### Excerpt from a dataset
START
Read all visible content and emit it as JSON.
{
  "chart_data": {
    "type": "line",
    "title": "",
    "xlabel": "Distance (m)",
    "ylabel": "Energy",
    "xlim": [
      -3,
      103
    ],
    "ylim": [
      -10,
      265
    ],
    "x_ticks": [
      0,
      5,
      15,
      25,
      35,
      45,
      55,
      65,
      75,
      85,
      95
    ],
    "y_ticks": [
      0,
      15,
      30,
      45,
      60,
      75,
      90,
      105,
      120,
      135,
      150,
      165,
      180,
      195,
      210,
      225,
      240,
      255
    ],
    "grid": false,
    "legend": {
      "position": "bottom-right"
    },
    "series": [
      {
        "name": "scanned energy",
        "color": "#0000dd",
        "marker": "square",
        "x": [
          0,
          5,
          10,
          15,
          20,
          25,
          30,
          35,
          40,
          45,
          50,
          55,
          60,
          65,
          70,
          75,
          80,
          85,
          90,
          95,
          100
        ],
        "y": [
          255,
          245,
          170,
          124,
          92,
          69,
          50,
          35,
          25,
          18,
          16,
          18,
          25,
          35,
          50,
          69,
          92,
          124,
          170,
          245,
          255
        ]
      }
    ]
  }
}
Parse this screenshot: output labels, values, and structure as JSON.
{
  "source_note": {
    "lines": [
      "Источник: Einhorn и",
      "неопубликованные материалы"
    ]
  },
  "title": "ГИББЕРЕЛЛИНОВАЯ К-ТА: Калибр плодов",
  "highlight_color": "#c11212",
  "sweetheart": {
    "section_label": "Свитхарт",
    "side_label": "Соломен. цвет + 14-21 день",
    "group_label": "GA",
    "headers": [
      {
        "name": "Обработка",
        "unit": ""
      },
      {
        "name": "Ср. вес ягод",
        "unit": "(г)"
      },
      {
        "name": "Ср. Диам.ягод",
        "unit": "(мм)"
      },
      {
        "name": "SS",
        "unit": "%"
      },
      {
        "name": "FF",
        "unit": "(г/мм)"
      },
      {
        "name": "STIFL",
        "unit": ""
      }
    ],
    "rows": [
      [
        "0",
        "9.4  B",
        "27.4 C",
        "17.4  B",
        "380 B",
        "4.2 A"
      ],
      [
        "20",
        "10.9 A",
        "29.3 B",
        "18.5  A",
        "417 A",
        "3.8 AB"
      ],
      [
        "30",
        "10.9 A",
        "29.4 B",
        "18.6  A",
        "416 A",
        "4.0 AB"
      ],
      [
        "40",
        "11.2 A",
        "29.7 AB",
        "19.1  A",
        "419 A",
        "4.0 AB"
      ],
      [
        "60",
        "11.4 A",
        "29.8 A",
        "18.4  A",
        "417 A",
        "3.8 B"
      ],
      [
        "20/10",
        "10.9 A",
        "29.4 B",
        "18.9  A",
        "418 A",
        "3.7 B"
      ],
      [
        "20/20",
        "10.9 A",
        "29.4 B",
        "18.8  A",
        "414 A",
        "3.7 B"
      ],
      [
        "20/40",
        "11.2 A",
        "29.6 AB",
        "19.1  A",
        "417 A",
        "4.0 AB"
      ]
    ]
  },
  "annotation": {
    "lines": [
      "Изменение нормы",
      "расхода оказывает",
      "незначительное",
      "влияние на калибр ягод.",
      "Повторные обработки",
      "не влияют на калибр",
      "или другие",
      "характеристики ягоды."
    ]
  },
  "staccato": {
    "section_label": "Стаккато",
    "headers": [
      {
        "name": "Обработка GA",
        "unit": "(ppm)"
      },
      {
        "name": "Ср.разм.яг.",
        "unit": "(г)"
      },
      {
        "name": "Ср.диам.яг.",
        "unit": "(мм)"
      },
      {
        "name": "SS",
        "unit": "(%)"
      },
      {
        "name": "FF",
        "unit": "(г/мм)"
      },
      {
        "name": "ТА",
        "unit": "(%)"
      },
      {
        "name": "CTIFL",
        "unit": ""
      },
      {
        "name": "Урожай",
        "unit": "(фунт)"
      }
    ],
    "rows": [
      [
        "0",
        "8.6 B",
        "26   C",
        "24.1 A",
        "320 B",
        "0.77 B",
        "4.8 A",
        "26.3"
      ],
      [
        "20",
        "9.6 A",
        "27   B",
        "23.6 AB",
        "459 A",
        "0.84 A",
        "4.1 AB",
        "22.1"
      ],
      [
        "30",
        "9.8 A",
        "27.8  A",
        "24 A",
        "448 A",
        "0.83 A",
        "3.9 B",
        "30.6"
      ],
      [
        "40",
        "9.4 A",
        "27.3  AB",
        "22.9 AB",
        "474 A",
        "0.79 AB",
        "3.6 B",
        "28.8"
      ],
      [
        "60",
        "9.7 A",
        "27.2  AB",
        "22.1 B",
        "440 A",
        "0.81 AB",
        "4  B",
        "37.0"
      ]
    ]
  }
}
END
### What you will do
Exact output of every entry is required.

### Solution for this task
Read all visible content and emit it as JSON.
{
  "chart_data": {
    "type": "line",
    "title": "",
    "xlabel": "Distance (m)",
    "ylabel": "Energy",
    "xlim": [
      -3,
      103
    ],
    "ylim": [
      -10,
      265
    ],
    "x_ticks": [
      0,
      5,
      15,
      25,
      35,
      45,
      55,
      65,
      75,
      85,
      95
    ],
    "y_ticks": [
      0,
      15,
      30,
      45,
      60,
      75,
      90,
      105,
      120,
      135,
      150,
      165,
      180,
      195,
      210,
      225,
      240,
      255
    ],
    "grid": false,
    "legend": {
      "position": "bottom-right"
    },
    "series": [
      {
        "name": "scanned energy",
        "color": "#0000dd",
        "marker": "square",
        "x": [
          0,
          5,
          10,
          15,
          20,
          25,
          30,
          35,
          40,
          45,
          50,
          55,
          60,
          65,
          70,
          75,
          80,
          85,
          90,
          95,
          100
        ],
        "y": [
          255,
          245,
          170,
          124,
          92,
          69,
          50,
          35,
          25,
          18,
          16,
          18,
          25,
          35,
          50,
          69,
          92,
          124,
          170,
          245,
          255
        ]
      }
    ]
  }
}
Parse this screenshot: output labels, values, and structure as JSON.
{
  "source_note": {
    "lines": [
      "Источник: Einhorn и",
      "неопубликованные материалы"
    ]
  },
  "title": "ГИББЕРЕЛЛИНОВАЯ К-ТА: Калибр плодов",
  "highlight_color": "#c11212",
  "sweetheart": {
    "section_label": "Свитхарт",
    "side_label": "Соломен. цвет + 14-21 день",
    "group_label": "GA",
    "headers": [
      {
        "name": "Обработка",
        "unit": ""
      },
      {
        "name": "Ср. вес ягод",
        "unit": "(г)"
      },
      {
        "name": "Ср. Диам.ягод",
        "unit": "(мм)"
      },
      {
        "name": "SS",
        "unit": "%"
      },
      {
        "name": "FF",
        "unit": "(г/мм)"
      },
      {
        "name": "STIFL",
        "unit": ""
      }
    ],
    "rows": [
      [
        "0",
        "9.4  B",
        "27.4 C",
        "17.4  B",
        "380 B",
        "4.2 A"
      ],
      [
        "20",
        "10.9 A",
        "29.3 B",
        "18.5  A",
        "417 A",
        "3.8 AB"
      ],
      [
        "30",
        "10.9 A",
        "29.4 B",
        "18.6  A",
        "416 A",
        "4.0 AB"
      ],
      [
        "40",
        "11.2 A",
        "29.7 AB",
        "19.1  A",
        "419 A",
        "4.0 AB"
      ],
      [
        "60",
        "11.4 A",
        "29.8 A",
        "18.4  A",
        "417 A",
        "3.8 B"
      ],
      [
        "20/10",
        "10.9 A",
        "29.4 B",
        "18.9  A",
        "418 A",
        "3.7 B"
      ],
      [
        "20/20",
        "10.9 A",
        "29.4 B",
        "18.8  A",
        "414 A",
        "3.7 B"
      ],
      [
        "20/40",
        "11.2 A",
        "29.6 AB",
        "19.1  A",
        "417 A",
        "4.0 AB"
      ]
    ]
  },
  "annotation": {
    "lines": [
      "Изменение нормы",
      "расхода оказывает",
      "незначительное",
      "влияние на калибр ягод.",
      "Повторные обработки",
      "не влияют на калибр",
      "или другие",
      "характеристики ягоды."
    ]
  },
  "staccato": {
    "section_label": "Стаккато",
    "headers": [
      {
        "name": "Обработка GA",
        "unit": "(ppm)"
      },
      {
        "name": "Ср.разм.яг.",
        "unit": "(г)"
      },
      {
        "name": "Ср.диам.яг.",
        "unit": "(мм)"
      },
      {
        "name": "SS",
        "unit": "(%)"
      },
      {
        "name": "FF",
        "unit": "(г/мм)"
      },
      {
        "name": "ТА",
        "unit": "(%)"
      },
      {
        "name": "CTIFL",
        "unit": ""
      },
      {
        "name": "Урожай",
        "unit": "(фунт)"
      }
    ],
    "rows": [
      [
        "0",
        "8.6 B",
        "26   C",
        "24.1 A",
        "320 B",
        "0.77 B",
        "4.8 A",
        "26.3"
      ],
      [
        "20",
        "9.6 A",
        "27   B",
        "23.6 AB",
        "459 A",
        "0.84 A",
        "4.1 AB",
        "22.1"
      ],
      [
        "30",
        "9.8 A",
        "27.8  A",
        "24 A",
        "448 A",
        "0.83 A",
        "3.9 B",
        "30.6"
      ],
      [
        "40",
        "9.4 A",
        "27.3  AB",
        "22.9 AB",
        "474 A",
        "0.79 AB",
        "3.6 B",
        "28.8"
      ],
      [
        "60",
        "9.7 A",
        "27.2  AB",
        "22.1 B",
        "440 A",
        "0.81 AB",
        "4  B",
        "37.0"
      ]
    ]
  }
}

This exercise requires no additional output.